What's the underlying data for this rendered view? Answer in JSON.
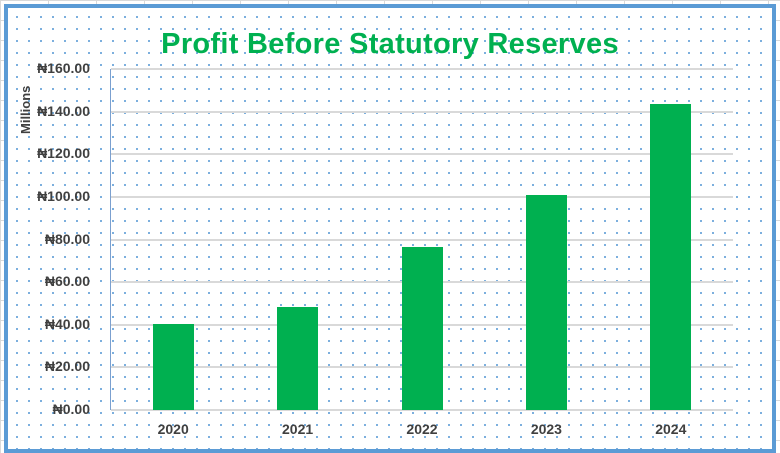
{
  "chart_data": {
    "type": "bar",
    "title": "Profit Before Statutory Reserves",
    "xlabel": "",
    "ylabel": "Millions",
    "categories": [
      "2020",
      "2021",
      "2022",
      "2023",
      "2024"
    ],
    "values": [
      40.4,
      48.3,
      76.5,
      100.9,
      143.6
    ],
    "ylim": [
      0,
      160
    ],
    "yticks": [
      "₦0.00",
      "₦20.00",
      "₦40.00",
      "₦60.00",
      "₦80.00",
      "₦100.00",
      "₦120.00",
      "₦140.00",
      "₦160.00"
    ],
    "grid": true,
    "legend": null,
    "bar_color": "#00b050",
    "title_color": "#00b050",
    "border_color": "#5b9bd5"
  }
}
--------------------
What you will do.
Repeat the preceding records precisely, and leave every picture out of the copy.

Completed exercise.
What's the underlying data for this rendered view? Answer in JSON.
{
  "chart_data": {
    "type": "bar",
    "title": "Profit Before Statutory Reserves",
    "xlabel": "",
    "ylabel": "Millions",
    "categories": [
      "2020",
      "2021",
      "2022",
      "2023",
      "2024"
    ],
    "values": [
      40.4,
      48.3,
      76.5,
      100.9,
      143.6
    ],
    "ylim": [
      0,
      160
    ],
    "yticks": [
      "₦0.00",
      "₦20.00",
      "₦40.00",
      "₦60.00",
      "₦80.00",
      "₦100.00",
      "₦120.00",
      "₦140.00",
      "₦160.00"
    ],
    "grid": true,
    "legend": null,
    "bar_color": "#00b050",
    "title_color": "#00b050",
    "border_color": "#5b9bd5"
  }
}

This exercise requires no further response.